> WHAT YOU SHOULD DO
Copy each line of the entries that contains the word "title".

** BEGIN **

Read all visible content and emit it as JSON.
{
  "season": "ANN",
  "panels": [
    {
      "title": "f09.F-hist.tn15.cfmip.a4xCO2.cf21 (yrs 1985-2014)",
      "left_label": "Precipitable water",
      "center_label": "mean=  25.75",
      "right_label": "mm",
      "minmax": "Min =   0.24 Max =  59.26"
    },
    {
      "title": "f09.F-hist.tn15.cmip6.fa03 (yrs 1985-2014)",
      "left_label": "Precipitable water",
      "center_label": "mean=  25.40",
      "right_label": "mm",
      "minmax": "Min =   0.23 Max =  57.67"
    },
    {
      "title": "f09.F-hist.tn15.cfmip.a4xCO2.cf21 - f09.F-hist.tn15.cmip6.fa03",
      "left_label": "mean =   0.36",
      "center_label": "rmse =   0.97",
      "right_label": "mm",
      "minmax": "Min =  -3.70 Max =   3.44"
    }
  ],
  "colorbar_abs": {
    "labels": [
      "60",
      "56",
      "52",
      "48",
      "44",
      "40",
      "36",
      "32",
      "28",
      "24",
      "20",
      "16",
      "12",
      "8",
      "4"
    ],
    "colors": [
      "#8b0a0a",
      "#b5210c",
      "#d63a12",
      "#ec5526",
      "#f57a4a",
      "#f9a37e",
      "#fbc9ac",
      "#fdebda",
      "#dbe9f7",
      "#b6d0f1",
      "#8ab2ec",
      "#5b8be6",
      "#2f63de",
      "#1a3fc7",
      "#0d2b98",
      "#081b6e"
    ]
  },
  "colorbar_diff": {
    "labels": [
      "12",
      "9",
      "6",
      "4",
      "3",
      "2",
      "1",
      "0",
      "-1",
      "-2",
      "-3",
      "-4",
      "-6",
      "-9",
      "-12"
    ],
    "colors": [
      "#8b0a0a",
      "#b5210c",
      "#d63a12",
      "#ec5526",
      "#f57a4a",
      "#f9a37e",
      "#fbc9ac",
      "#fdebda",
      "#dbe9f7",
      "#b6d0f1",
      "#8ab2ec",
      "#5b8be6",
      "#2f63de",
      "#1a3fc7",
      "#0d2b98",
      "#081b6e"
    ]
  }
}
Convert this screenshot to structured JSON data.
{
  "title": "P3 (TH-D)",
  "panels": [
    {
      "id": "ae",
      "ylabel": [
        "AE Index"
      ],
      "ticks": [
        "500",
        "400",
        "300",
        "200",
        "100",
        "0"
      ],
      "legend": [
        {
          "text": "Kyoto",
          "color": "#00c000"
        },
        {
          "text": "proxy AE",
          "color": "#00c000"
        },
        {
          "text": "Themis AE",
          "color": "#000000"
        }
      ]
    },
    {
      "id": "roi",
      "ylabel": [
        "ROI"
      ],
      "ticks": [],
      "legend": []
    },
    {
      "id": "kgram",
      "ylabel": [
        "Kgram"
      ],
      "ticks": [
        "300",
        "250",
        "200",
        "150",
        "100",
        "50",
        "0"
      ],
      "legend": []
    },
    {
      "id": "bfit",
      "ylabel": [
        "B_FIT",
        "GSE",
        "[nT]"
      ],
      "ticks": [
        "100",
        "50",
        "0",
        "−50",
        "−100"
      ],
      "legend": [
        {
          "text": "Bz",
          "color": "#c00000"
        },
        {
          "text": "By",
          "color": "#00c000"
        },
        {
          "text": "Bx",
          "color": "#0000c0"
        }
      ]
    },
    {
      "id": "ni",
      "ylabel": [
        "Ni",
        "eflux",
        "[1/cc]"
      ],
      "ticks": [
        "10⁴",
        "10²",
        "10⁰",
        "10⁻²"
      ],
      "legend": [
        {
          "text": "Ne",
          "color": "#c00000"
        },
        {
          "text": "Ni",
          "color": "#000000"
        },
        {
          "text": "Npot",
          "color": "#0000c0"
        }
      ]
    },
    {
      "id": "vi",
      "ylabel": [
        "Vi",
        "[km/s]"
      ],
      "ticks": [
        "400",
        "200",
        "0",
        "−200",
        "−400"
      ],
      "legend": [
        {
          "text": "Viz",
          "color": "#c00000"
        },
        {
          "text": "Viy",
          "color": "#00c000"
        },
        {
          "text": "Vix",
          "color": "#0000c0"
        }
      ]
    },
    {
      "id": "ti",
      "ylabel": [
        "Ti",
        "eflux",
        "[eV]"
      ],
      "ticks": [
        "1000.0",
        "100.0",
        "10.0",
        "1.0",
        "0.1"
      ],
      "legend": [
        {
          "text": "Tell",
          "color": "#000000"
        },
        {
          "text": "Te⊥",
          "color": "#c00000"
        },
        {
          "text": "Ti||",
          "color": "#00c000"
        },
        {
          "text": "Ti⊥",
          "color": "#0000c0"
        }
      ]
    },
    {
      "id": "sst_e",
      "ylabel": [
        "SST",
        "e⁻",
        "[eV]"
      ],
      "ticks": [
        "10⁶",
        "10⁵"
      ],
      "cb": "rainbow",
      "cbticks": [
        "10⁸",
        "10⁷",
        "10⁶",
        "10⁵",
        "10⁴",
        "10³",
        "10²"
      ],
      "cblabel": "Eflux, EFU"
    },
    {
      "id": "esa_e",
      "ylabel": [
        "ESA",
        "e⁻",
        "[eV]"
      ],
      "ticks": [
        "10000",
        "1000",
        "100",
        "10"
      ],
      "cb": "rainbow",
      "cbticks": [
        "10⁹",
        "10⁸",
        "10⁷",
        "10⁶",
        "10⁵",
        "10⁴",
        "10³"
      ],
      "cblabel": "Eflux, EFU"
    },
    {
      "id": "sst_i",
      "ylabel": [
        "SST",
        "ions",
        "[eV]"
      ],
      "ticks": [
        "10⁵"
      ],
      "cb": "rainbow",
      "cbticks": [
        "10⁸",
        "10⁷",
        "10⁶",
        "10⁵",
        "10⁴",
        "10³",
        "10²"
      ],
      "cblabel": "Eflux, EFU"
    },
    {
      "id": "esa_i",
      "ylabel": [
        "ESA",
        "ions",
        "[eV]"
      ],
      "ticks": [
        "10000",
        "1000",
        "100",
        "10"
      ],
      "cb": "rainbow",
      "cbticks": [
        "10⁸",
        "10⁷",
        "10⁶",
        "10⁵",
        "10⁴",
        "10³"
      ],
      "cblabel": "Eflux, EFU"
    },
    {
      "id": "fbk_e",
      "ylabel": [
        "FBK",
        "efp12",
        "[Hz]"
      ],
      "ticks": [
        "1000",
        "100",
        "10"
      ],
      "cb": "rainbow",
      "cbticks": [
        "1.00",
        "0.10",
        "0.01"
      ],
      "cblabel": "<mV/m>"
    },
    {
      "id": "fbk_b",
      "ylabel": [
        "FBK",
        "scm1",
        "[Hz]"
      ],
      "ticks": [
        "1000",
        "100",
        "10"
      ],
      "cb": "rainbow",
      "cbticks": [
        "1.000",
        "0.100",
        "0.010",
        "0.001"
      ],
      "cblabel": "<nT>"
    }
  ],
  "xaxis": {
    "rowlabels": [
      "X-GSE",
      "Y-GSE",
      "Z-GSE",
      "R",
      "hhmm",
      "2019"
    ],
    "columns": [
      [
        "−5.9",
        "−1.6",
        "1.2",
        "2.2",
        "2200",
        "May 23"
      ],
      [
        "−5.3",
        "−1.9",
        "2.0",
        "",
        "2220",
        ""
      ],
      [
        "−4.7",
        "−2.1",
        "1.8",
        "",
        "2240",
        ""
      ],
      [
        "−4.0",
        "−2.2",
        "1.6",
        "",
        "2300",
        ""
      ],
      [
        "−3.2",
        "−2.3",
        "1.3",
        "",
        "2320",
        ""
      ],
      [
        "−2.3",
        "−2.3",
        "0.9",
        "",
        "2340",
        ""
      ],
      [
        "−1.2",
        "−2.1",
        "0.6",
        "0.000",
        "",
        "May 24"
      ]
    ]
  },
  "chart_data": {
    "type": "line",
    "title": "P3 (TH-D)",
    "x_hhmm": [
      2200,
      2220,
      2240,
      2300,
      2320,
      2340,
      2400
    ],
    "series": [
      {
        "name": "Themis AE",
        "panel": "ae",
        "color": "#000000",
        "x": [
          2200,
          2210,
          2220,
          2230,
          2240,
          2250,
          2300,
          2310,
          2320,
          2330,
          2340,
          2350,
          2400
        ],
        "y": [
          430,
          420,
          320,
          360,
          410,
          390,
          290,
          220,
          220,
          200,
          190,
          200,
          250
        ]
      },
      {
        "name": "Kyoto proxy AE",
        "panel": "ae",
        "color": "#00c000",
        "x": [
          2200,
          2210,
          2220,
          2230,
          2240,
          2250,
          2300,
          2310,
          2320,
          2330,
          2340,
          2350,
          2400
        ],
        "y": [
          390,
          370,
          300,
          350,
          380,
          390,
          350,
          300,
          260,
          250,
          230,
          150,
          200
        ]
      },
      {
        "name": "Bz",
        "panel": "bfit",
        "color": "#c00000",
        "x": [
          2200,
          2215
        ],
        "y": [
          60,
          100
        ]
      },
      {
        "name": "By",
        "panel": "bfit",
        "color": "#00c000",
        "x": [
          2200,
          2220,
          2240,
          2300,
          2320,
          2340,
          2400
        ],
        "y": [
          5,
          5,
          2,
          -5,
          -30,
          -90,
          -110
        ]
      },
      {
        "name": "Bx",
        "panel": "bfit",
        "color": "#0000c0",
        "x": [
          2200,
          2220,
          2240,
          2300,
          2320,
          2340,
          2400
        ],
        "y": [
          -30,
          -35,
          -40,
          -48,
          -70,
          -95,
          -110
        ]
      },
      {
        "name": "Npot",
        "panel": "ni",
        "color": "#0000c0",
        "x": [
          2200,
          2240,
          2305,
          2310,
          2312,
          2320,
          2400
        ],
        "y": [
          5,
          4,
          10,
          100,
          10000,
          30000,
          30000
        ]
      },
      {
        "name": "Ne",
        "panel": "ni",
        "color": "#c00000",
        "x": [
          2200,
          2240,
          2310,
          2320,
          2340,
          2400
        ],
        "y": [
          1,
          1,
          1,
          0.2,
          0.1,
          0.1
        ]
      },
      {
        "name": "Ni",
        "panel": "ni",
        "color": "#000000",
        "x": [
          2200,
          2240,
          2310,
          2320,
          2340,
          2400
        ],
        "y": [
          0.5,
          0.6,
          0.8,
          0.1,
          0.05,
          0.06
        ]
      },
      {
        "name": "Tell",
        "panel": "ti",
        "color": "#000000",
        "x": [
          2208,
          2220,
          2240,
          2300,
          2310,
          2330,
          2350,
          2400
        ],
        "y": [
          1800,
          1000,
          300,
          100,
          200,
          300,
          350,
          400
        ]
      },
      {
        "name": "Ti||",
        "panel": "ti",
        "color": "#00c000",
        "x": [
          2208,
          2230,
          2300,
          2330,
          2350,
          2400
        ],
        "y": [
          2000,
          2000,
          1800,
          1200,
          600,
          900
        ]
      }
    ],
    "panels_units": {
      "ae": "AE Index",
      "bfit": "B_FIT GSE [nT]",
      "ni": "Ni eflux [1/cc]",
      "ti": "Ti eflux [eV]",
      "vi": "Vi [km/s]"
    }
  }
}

** END **

> TASK ANSWER
      "title": "f09.F-hist.tn15.cfmip.a4xCO2.cf21 (yrs 1985-2014)",
      "title": "f09.F-hist.tn15.cmip6.fa03 (yrs 1985-2014)",
      "title": "f09.F-hist.tn15.cfmip.a4xCO2.cf21 - f09.F-hist.tn15.cmip6.fa03",
  "title": "P3 (TH-D)",
    "title": "P3 (TH-D)",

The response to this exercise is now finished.